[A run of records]

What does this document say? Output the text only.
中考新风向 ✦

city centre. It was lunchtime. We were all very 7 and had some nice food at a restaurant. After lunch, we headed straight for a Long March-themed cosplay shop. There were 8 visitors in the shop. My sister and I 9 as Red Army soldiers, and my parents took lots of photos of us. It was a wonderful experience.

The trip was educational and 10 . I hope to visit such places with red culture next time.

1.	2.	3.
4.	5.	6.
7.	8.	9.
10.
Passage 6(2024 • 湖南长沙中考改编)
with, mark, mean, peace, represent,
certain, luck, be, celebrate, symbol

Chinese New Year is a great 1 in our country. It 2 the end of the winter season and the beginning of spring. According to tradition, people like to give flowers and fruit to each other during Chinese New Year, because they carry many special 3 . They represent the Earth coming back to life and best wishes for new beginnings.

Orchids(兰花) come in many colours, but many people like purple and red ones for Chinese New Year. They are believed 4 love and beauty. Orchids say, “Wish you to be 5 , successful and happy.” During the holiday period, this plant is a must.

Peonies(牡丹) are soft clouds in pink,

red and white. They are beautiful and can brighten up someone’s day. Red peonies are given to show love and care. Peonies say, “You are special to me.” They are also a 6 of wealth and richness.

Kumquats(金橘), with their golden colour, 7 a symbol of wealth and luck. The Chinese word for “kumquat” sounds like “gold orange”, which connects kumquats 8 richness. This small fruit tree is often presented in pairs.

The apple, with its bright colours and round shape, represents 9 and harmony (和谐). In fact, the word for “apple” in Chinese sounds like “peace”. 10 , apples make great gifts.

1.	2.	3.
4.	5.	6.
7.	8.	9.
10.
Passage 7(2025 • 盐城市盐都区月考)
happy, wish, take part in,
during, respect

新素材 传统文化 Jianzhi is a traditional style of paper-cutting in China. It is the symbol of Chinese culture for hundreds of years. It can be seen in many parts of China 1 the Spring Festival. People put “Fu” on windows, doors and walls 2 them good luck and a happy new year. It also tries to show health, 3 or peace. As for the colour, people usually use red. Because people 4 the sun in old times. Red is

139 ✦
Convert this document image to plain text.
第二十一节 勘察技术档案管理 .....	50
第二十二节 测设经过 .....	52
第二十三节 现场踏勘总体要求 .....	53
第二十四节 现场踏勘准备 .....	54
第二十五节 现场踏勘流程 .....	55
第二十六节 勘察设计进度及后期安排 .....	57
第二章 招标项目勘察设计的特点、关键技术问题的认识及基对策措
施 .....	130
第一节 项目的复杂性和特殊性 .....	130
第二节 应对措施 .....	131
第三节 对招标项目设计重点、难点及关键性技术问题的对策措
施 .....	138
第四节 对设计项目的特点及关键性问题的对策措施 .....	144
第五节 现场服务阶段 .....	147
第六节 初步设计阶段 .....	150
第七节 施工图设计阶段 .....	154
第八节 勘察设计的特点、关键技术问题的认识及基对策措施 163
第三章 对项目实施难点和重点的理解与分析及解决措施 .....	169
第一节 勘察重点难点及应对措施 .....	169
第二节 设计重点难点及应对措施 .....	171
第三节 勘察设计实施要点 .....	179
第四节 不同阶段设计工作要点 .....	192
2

EXERCISE PROMPT — Each of the records should be retyped exactly.

WRITTEN RESPONSE —
What does this document say? Output the text only.
中考新风向 ✦

city centre. It was lunchtime. We were all very 7 and had some nice food at a restaurant. After lunch, we headed straight for a Long March-themed cosplay shop. There were 8 visitors in the shop. My sister and I 9 as Red Army soldiers, and my parents took lots of photos of us. It was a wonderful experience.

The trip was educational and 10 . I hope to visit such places with red culture next time.

1.	2.	3.
4.	5.	6.
7.	8.	9.
10.
Passage 6(2024 • 湖南长沙中考改编)
with, mark, mean, peace, represent,
certain, luck, be, celebrate, symbol

Chinese New Year is a great 1 in our country. It 2 the end of the winter season and the beginning of spring. According to tradition, people like to give flowers and fruit to each other during Chinese New Year, because they carry many special 3 . They represent the Earth coming back to life and best wishes for new beginnings.

Orchids(兰花) come in many colours, but many people like purple and red ones for Chinese New Year. They are believed 4 love and beauty. Orchids say, “Wish you to be 5 , successful and happy.” During the holiday period, this plant is a must.

Peonies(牡丹) are soft clouds in pink,

red and white. They are beautiful and can brighten up someone’s day. Red peonies are given to show love and care. Peonies say, “You are special to me.” They are also a 6 of wealth and richness.

Kumquats(金橘), with their golden colour, 7 a symbol of wealth and luck. The Chinese word for “kumquat” sounds like “gold orange”, which connects kumquats 8 richness. This small fruit tree is often presented in pairs.

The apple, with its bright colours and round shape, represents 9 and harmony (和谐). In fact, the word for “apple” in Chinese sounds like “peace”. 10 , apples make great gifts.

1.	2.	3.
4.	5.	6.
7.	8.	9.
10.
Passage 7(2025 • 盐城市盐都区月考)
happy, wish, take part in,
during, respect

新素材 传统文化 Jianzhi is a traditional style of paper-cutting in China. It is the symbol of Chinese culture for hundreds of years. It can be seen in many parts of China 1 the Spring Festival. People put “Fu” on windows, doors and walls 2 them good luck and a happy new year. It also tries to show health, 3 or peace. As for the colour, people usually use red. Because people 4 the sun in old times. Red is

139 ✦
Convert this document image to plain text.
第二十一节 勘察技术档案管理 .....	50
第二十二节 测设经过 .....	52
第二十三节 现场踏勘总体要求 .....	53
第二十四节 现场踏勘准备 .....	54
第二十五节 现场踏勘流程 .....	55
第二十六节 勘察设计进度及后期安排 .....	57
第二章 招标项目勘察设计的特点、关键技术问题的认识及基对策措
施 .....	130
第一节 项目的复杂性和特殊性 .....	130
第二节 应对措施 .....	131
第三节 对招标项目设计重点、难点及关键性技术问题的对策措
施 .....	138
第四节 对设计项目的特点及关键性问题的对策措施 .....	144
第五节 现场服务阶段 .....	147
第六节 初步设计阶段 .....	150
第七节 施工图设计阶段 .....	154
第八节 勘察设计的特点、关键技术问题的认识及基对策措施 163
第三章 对项目实施难点和重点的理解与分析及解决措施 .....	169
第一节 勘察重点难点及应对措施 .....	169
第二节 设计重点难点及应对措施 .....	171
第三节 勘察设计实施要点 .....	179
第四节 不同阶段设计工作要点 .....	192
2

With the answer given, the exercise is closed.